--- Given records ---

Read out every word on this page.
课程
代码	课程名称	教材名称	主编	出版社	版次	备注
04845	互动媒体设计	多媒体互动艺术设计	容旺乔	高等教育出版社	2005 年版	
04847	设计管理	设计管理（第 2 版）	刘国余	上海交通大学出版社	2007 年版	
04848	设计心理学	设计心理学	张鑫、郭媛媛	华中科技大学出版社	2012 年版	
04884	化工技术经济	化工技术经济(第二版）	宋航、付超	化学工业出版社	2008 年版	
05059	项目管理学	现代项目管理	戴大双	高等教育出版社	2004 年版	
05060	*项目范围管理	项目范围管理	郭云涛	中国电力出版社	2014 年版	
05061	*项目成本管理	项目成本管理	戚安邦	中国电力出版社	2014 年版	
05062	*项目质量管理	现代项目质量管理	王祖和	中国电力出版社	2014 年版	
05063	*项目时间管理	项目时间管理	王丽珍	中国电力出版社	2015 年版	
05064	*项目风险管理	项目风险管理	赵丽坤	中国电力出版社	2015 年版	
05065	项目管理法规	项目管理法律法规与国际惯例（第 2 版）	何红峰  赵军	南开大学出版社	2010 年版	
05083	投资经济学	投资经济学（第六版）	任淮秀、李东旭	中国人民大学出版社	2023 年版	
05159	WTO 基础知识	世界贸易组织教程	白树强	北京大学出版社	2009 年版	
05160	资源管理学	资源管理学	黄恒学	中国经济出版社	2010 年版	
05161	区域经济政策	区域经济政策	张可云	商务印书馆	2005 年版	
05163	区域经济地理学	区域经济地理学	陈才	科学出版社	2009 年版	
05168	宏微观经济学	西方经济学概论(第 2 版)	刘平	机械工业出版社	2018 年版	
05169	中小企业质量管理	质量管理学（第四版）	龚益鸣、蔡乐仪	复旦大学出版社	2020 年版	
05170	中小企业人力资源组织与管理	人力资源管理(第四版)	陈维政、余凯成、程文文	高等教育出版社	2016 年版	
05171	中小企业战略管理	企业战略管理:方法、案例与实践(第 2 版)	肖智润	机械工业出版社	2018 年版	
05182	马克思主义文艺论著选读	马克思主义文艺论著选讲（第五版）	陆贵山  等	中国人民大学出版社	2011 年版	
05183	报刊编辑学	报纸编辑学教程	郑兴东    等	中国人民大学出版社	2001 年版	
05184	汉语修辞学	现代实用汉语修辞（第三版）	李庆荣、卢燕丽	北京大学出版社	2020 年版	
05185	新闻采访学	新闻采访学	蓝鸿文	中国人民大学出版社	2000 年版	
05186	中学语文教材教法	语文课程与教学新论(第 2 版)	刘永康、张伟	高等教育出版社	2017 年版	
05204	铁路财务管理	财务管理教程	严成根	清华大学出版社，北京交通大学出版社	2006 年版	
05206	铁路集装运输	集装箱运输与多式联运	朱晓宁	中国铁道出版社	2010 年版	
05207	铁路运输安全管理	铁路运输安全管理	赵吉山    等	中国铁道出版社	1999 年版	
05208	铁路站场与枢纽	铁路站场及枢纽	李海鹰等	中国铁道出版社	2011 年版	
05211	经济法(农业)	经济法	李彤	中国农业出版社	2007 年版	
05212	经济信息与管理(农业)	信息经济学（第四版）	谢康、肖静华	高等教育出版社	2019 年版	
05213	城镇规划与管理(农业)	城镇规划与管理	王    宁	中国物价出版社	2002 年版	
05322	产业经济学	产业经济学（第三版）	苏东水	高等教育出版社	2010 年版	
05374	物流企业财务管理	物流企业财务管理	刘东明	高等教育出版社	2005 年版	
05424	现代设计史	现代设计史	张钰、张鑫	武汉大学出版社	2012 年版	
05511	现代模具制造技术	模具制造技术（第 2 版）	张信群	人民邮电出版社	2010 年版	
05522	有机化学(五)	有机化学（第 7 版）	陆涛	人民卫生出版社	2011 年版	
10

---

Set exercise:
Using the material above, copy every line in which the string "高等教育出版社" occurs.

Response below:
04845	互动媒体设计	多媒体互动艺术设计	容旺乔	高等教育出版社	2005 年版	
05059	项目管理学	现代项目管理	戴大双	高等教育出版社	2004 年版	
05170	中小企业人力资源组织与管理	人力资源管理(第四版)	陈维政、余凯成、程文文	高等教育出版社	2016 年版	
05186	中学语文教材教法	语文课程与教学新论(第 2 版)	刘永康、张伟	高等教育出版社	2017 年版	
05212	经济信息与管理(农业)	信息经济学（第四版）	谢康、肖静华	高等教育出版社	2019 年版	
05322	产业经济学	产业经济学（第三版）	苏东水	高等教育出版社	2010 年版	
05374	物流企业财务管理	物流企业财务管理	刘东明	高等教育出版社	2005 年版	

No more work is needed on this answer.